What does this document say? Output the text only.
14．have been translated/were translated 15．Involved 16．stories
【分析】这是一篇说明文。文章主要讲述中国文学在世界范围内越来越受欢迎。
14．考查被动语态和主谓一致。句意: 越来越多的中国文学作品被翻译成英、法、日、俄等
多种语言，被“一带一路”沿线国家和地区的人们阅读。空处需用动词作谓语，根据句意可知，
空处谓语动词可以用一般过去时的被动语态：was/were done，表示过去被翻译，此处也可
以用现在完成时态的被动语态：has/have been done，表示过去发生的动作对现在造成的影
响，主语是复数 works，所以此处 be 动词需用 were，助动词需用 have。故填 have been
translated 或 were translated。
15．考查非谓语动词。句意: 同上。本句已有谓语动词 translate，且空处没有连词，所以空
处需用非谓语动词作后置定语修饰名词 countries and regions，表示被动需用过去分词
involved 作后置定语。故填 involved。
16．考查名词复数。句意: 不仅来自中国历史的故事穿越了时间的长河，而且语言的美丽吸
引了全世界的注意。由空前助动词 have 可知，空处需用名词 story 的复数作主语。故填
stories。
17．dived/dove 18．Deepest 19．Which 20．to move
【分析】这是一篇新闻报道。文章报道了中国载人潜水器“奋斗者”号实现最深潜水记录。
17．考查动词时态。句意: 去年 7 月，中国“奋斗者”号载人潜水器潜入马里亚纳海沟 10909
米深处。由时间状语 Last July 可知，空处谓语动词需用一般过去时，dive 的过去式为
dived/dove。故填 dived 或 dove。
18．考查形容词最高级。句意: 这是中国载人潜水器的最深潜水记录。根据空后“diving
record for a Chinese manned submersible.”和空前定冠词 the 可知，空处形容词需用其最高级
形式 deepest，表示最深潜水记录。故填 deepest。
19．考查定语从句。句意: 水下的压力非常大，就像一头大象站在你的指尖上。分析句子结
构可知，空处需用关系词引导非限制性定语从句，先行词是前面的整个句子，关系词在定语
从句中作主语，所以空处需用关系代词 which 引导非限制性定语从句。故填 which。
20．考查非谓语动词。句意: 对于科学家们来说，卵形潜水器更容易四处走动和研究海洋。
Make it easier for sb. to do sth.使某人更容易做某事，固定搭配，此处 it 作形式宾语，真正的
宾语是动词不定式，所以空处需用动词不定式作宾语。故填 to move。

════

What the task requires -
Each line of the data that includes the word "dived" counts once; report the total and nothing more.

Task response -
2